Records about charts and figures:

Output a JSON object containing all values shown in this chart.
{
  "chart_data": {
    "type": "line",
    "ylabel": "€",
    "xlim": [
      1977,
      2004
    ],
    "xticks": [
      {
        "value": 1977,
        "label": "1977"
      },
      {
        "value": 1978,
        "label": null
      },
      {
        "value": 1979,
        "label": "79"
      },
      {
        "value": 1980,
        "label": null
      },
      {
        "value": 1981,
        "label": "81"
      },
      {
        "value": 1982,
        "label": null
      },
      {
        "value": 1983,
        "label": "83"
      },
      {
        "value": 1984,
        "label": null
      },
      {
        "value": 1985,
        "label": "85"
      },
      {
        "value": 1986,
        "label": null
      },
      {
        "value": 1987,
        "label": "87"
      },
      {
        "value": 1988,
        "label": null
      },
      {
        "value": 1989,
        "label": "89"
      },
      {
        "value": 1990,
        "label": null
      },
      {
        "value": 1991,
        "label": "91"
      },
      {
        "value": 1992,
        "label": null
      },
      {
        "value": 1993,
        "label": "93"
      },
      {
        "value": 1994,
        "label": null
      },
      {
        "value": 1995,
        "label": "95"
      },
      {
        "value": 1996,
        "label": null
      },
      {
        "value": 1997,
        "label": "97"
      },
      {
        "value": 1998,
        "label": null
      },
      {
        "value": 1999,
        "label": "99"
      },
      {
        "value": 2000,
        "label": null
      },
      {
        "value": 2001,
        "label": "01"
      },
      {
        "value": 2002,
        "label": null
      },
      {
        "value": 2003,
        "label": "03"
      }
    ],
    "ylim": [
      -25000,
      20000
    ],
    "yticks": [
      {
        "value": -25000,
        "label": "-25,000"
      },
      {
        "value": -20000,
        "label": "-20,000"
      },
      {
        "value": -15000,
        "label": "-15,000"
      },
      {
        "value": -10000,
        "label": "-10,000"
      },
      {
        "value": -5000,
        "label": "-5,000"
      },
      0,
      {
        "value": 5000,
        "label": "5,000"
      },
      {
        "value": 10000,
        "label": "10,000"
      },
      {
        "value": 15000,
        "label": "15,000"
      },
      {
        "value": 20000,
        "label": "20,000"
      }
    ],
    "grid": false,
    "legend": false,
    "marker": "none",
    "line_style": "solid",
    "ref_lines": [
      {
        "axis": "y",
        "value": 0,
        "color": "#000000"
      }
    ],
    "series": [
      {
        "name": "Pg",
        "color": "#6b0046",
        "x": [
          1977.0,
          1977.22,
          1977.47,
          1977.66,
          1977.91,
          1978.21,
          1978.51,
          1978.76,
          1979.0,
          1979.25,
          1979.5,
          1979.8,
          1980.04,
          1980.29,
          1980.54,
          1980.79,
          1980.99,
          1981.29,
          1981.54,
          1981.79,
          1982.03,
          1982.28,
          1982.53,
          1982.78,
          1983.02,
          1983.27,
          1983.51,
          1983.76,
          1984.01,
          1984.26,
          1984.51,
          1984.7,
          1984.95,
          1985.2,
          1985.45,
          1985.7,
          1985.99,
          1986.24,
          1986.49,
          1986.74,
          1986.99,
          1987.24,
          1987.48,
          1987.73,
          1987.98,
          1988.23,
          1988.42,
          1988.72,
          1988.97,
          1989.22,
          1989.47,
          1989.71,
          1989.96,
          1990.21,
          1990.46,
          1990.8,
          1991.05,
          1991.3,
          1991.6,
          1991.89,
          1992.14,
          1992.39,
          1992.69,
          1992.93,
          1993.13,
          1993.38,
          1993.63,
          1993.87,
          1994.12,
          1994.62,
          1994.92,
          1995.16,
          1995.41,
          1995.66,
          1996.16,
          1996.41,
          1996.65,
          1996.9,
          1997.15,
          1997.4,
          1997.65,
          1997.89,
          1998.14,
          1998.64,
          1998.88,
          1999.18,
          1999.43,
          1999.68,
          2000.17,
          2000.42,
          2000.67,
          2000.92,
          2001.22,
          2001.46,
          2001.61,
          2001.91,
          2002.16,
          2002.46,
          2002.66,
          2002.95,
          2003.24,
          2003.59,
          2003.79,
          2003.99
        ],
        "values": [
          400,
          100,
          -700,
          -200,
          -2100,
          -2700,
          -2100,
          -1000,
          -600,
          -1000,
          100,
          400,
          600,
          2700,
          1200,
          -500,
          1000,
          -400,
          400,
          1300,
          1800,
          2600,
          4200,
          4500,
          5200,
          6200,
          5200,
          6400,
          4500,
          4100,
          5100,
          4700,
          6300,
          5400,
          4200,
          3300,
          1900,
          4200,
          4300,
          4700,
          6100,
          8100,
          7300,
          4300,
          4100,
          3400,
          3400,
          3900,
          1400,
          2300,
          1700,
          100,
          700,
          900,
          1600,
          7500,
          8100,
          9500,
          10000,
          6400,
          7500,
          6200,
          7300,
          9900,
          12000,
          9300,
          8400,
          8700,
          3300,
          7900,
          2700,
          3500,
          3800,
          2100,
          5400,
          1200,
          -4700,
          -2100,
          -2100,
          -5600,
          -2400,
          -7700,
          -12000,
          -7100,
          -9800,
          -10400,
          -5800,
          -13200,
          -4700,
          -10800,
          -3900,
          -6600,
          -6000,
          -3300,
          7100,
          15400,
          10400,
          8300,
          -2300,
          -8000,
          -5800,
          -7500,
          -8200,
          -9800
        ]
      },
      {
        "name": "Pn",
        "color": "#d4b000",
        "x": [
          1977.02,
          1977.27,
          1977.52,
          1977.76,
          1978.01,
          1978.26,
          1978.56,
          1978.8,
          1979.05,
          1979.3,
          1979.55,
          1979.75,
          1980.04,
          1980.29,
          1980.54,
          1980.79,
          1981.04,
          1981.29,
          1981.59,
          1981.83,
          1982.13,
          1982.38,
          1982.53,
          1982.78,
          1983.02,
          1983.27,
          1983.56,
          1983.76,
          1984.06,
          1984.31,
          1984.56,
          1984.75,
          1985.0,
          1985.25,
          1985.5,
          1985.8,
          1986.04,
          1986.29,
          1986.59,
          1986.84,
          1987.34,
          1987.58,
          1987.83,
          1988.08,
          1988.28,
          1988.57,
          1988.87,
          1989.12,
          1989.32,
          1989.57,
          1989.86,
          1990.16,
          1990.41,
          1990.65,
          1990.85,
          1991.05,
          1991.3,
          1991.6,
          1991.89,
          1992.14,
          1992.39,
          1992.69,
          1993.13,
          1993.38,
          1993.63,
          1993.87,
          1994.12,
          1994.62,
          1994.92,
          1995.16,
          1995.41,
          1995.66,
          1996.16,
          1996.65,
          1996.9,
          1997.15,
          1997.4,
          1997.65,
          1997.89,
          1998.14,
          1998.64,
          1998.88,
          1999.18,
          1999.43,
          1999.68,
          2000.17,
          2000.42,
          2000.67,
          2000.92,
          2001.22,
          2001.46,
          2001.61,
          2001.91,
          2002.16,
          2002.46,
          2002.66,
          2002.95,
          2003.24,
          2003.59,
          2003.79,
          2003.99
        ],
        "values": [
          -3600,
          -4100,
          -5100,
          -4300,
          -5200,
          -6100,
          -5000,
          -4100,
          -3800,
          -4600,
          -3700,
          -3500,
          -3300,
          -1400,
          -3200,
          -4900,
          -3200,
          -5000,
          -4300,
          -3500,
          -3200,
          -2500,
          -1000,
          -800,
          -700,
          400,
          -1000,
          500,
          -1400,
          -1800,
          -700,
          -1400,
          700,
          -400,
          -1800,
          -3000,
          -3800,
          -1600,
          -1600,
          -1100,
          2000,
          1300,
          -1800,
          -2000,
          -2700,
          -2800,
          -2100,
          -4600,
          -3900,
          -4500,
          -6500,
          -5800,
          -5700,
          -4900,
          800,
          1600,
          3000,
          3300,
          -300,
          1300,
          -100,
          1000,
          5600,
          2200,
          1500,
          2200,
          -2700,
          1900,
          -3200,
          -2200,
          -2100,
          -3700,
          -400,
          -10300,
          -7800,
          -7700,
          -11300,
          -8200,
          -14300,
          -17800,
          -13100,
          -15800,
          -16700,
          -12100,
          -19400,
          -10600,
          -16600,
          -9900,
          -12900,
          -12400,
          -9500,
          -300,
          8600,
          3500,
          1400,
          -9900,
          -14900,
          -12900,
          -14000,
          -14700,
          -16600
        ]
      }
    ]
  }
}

Problem description: Report only the number of lines that hold the string "color" in this listing.

Result of the exercise: 3